_Requirements_. Look through the material below for "edit". Copy every line that contains it.

Records from a dataset:

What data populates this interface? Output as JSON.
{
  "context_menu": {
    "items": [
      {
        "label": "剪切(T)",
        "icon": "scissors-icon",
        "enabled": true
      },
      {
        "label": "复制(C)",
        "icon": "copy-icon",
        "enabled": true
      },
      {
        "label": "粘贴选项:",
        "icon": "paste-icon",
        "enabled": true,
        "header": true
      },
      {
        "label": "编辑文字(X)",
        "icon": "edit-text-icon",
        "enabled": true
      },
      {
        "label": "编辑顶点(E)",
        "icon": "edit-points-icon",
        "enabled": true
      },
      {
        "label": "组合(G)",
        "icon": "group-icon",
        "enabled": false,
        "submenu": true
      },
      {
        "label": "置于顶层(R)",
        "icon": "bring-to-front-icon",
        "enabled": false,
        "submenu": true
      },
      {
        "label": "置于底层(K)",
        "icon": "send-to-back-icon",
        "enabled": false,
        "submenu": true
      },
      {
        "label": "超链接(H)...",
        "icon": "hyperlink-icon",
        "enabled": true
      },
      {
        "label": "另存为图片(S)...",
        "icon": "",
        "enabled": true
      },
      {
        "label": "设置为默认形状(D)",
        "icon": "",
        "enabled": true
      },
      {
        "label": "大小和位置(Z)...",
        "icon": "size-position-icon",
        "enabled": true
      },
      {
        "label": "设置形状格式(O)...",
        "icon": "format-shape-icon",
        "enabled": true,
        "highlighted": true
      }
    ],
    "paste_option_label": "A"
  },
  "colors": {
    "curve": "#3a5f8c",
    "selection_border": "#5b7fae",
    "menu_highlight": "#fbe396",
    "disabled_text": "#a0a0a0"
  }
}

_Result_.
        "icon": "edit-text-icon",
        "icon": "edit-points-icon",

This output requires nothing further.